**Given request**
Leaving the pictures aside, transcribe every line below exactly.

** start Records provided **

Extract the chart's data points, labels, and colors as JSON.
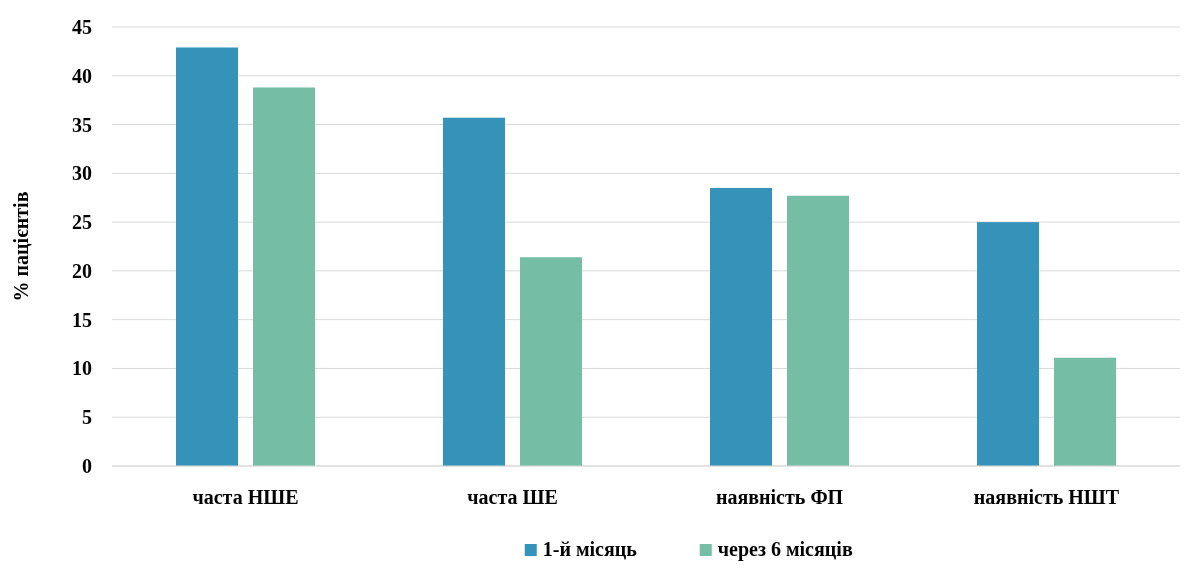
{
  "chart_data": {
    "type": "bar",
    "ylabel": "% пацієнтів",
    "categories": [
      "часта НШЕ",
      "часта ШЕ",
      "наявність ФП",
      "наявність НШТ"
    ],
    "series": [
      {
        "name": "1-й місяць",
        "color": "#3592b9",
        "values": [
          42.9,
          35.7,
          28.5,
          25.0
        ]
      },
      {
        "name": "через 6 місяців",
        "color": "#75bda5",
        "values": [
          38.8,
          21.4,
          27.7,
          11.1
        ]
      }
    ],
    "ylim": [
      0,
      45
    ],
    "yticks": [
      0,
      5,
      10,
      15,
      20,
      25,
      30,
      35,
      40,
      45
    ],
    "grid": "y",
    "legend": "bottom"
  }
}
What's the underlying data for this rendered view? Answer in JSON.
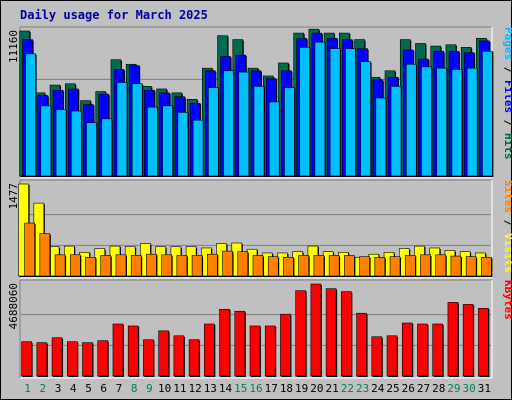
{
  "chart_data": {
    "type": "bar",
    "title": "Daily usage for March 2025",
    "categories": [
      "1",
      "2",
      "3",
      "4",
      "5",
      "6",
      "7",
      "8",
      "9",
      "10",
      "11",
      "12",
      "13",
      "14",
      "15",
      "16",
      "17",
      "18",
      "19",
      "20",
      "21",
      "22",
      "23",
      "24",
      "25",
      "26",
      "27",
      "28",
      "29",
      "30",
      "31"
    ],
    "weekend_days": [
      1,
      2,
      8,
      9,
      15,
      16,
      22,
      23,
      29,
      30
    ],
    "panels": [
      {
        "name": "hits-files-pages",
        "axis_label": "11160",
        "ylim": [
          0,
          11160
        ],
        "legend": [
          "Pages",
          "Files",
          "Hits"
        ],
        "series": [
          {
            "name": "Hits",
            "color": "#006a4e",
            "values": [
              11160,
              6400,
              7000,
              7100,
              5800,
              6500,
              8950,
              8600,
              6900,
              6700,
              6400,
              5900,
              8300,
              10800,
              10500,
              8300,
              7700,
              8700,
              11000,
              11300,
              11000,
              11000,
              10500,
              7600,
              8100,
              10500,
              10200,
              10000,
              10100,
              9900,
              10600
            ]
          },
          {
            "name": "Files",
            "color": "#0000ff",
            "values": [
              10500,
              6200,
              6600,
              6700,
              5500,
              6300,
              8200,
              8500,
              6600,
              6400,
              6100,
              5600,
              8100,
              9200,
              9300,
              8100,
              7500,
              8100,
              10600,
              11000,
              10600,
              10500,
              9800,
              7400,
              7600,
              9700,
              9000,
              9600,
              9600,
              9500,
              10400
            ]
          },
          {
            "name": "Pages",
            "color": "#00bfff",
            "values": [
              9400,
              5400,
              5100,
              5000,
              4100,
              4400,
              7200,
              7100,
              5300,
              5400,
              4900,
              4300,
              6800,
              8100,
              8000,
              6900,
              5700,
              6800,
              9900,
              10300,
              9800,
              9800,
              8800,
              6000,
              6900,
              8600,
              8400,
              8300,
              8200,
              8300,
              9600
            ]
          }
        ]
      },
      {
        "name": "visits-sites",
        "axis_label": "1477",
        "ylim": [
          0,
          1477
        ],
        "legend": [
          "Sites",
          "Visits"
        ],
        "series": [
          {
            "name": "Visits",
            "color": "#ffff00",
            "values": [
              1477,
              1170,
              470,
              480,
              380,
              440,
              480,
              470,
              520,
              470,
              470,
              470,
              450,
              520,
              530,
              430,
              370,
              370,
              390,
              480,
              390,
              380,
              300,
              350,
              380,
              440,
              480,
              450,
              410,
              390,
              370
            ]
          },
          {
            "name": "Sites",
            "color": "#ff8000",
            "values": [
              850,
              680,
              340,
              340,
              300,
              330,
              340,
              330,
              350,
              340,
              330,
              330,
              350,
              400,
              390,
              330,
              310,
              300,
              330,
              330,
              330,
              330,
              310,
              300,
              310,
              330,
              340,
              340,
              320,
              310,
              300
            ]
          }
        ]
      },
      {
        "name": "kbytes",
        "axis_label": "4688060",
        "ylim": [
          0,
          4688060
        ],
        "legend": [
          "KBytes"
        ],
        "series": [
          {
            "name": "KBytes",
            "color": "#ff0000",
            "values": [
              1750000,
              1700000,
              1950000,
              1750000,
              1700000,
              1800000,
              2650000,
              2550000,
              1850000,
              2300000,
              2050000,
              1850000,
              2650000,
              3400000,
              3300000,
              2550000,
              2550000,
              3150000,
              4350000,
              4688060,
              4450000,
              4300000,
              3200000,
              2000000,
              2050000,
              2700000,
              2650000,
              2650000,
              3750000,
              3650000,
              3450000
            ]
          }
        ]
      }
    ],
    "legend_colors": {
      "Pages": "#00bfff",
      "Files": "#0000ff",
      "Hits": "#006a4e",
      "Sites": "#ff8000",
      "Visits": "#ffff00",
      "KBytes": "#ff0000",
      "separator": "#000000"
    }
  }
}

** end Records provided **

**Correct response**
Extract the chart's data points, labels, and colors as JSON.
{
  "chart_data": {
    "type": "bar",
    "ylabel": "% пацієнтів",
    "categories": [
      "часта НШЕ",
      "часта ШЕ",
      "наявність ФП",
      "наявність НШТ"
    ],
    "series": [
      {
        "name": "1-й місяць",
        "color": "#3592b9",
        "values": [
          42.9,
          35.7,
          28.5,
          25.0
        ]
      },
      {
        "name": "через 6 місяців",
        "color": "#75bda5",
        "values": [
          38.8,
          21.4,
          27.7,
          11.1
        ]
      }
    ],
    "ylim": [
      0,
      45
    ],
    "yticks": [
      0,
      5,
      10,
      15,
      20,
      25,
      30,
      35,
      40,
      45
    ],
    "grid": "y",
    "legend": "bottom"
  }
}
What's the underlying data for this rendered view? Answer in JSON.
{
  "chart_data": {
    "type": "bar",
    "title": "Daily usage for March 2025",
    "categories": [
      "1",
      "2",
      "3",
      "4",
      "5",
      "6",
      "7",
      "8",
      "9",
      "10",
      "11",
      "12",
      "13",
      "14",
      "15",
      "16",
      "17",
      "18",
      "19",
      "20",
      "21",
      "22",
      "23",
      "24",
      "25",
      "26",
      "27",
      "28",
      "29",
      "30",
      "31"
    ],
    "weekend_days": [
      1,
      2,
      8,
      9,
      15,
      16,
      22,
      23,
      29,
      30
    ],
    "panels": [
      {
        "name": "hits-files-pages",
        "axis_label": "11160",
        "ylim": [
          0,
          11160
        ],
        "legend": [
          "Pages",
          "Files",
          "Hits"
        ],
        "series": [
          {
            "name": "Hits",
            "color": "#006a4e",
            "values": [
              11160,
              6400,
              7000,
              7100,
              5800,
              6500,
              8950,
              8600,
              6900,
              6700,
              6400,
              5900,
              8300,
              10800,
              10500,
              8300,
              7700,
              8700,
              11000,
              11300,
              11000,
              11000,
              10500,
              7600,
              8100,
              10500,
              10200,
              10000,
              10100,
              9900,
              10600
            ]
          },
          {
            "name": "Files",
            "color": "#0000ff",
            "values": [
              10500,
              6200,
              6600,
              6700,
              5500,
              6300,
              8200,
              8500,
              6600,
              6400,
              6100,
              5600,
              8100,
              9200,
              9300,
              8100,
              7500,
              8100,
              10600,
              11000,
              10600,
              10500,
              9800,
              7400,
              7600,
              9700,
              9000,
              9600,
              9600,
              9500,
              10400
            ]
          },
          {
            "name": "Pages",
            "color": "#00bfff",
            "values": [
              9400,
              5400,
              5100,
              5000,
              4100,
              4400,
              7200,
              7100,
              5300,
              5400,
              4900,
              4300,
              6800,
              8100,
              8000,
              6900,
              5700,
              6800,
              9900,
              10300,
              9800,
              9800,
              8800,
              6000,
              6900,
              8600,
              8400,
              8300,
              8200,
              8300,
              9600
            ]
          }
        ]
      },
      {
        "name": "visits-sites",
        "axis_label": "1477",
        "ylim": [
          0,
          1477
        ],
        "legend": [
          "Sites",
          "Visits"
        ],
        "series": [
          {
            "name": "Visits",
            "color": "#ffff00",
            "values": [
              1477,
              1170,
              470,
              480,
              380,
              440,
              480,
              470,
              520,
              470,
              470,
              470,
              450,
              520,
              530,
              430,
              370,
              370,
              390,
              480,
              390,
              380,
              300,
              350,
              380,
              440,
              480,
              450,
              410,
              390,
              370
            ]
          },
          {
            "name": "Sites",
            "color": "#ff8000",
            "values": [
              850,
              680,
              340,
              340,
              300,
              330,
              340,
              330,
              350,
              340,
              330,
              330,
              350,
              400,
              390,
              330,
              310,
              300,
              330,
              330,
              330,
              330,
              310,
              300,
              310,
              330,
              340,
              340,
              320,
              310,
              300
            ]
          }
        ]
      },
      {
        "name": "kbytes",
        "axis_label": "4688060",
        "ylim": [
          0,
          4688060
        ],
        "legend": [
          "KBytes"
        ],
        "series": [
          {
            "name": "KBytes",
            "color": "#ff0000",
            "values": [
              1750000,
              1700000,
              1950000,
              1750000,
              1700000,
              1800000,
              2650000,
              2550000,
              1850000,
              2300000,
              2050000,
              1850000,
              2650000,
              3400000,
              3300000,
              2550000,
              2550000,
              3150000,
              4350000,
              4688060,
              4450000,
              4300000,
              3200000,
              2000000,
              2050000,
              2700000,
              2650000,
              2650000,
              3750000,
              3650000,
              3450000
            ]
          }
        ]
      }
    ],
    "legend_colors": {
      "Pages": "#00bfff",
      "Files": "#0000ff",
      "Hits": "#006a4e",
      "Sites": "#ff8000",
      "Visits": "#ffff00",
      "KBytes": "#ff0000",
      "separator": "#000000"
    }
  }
}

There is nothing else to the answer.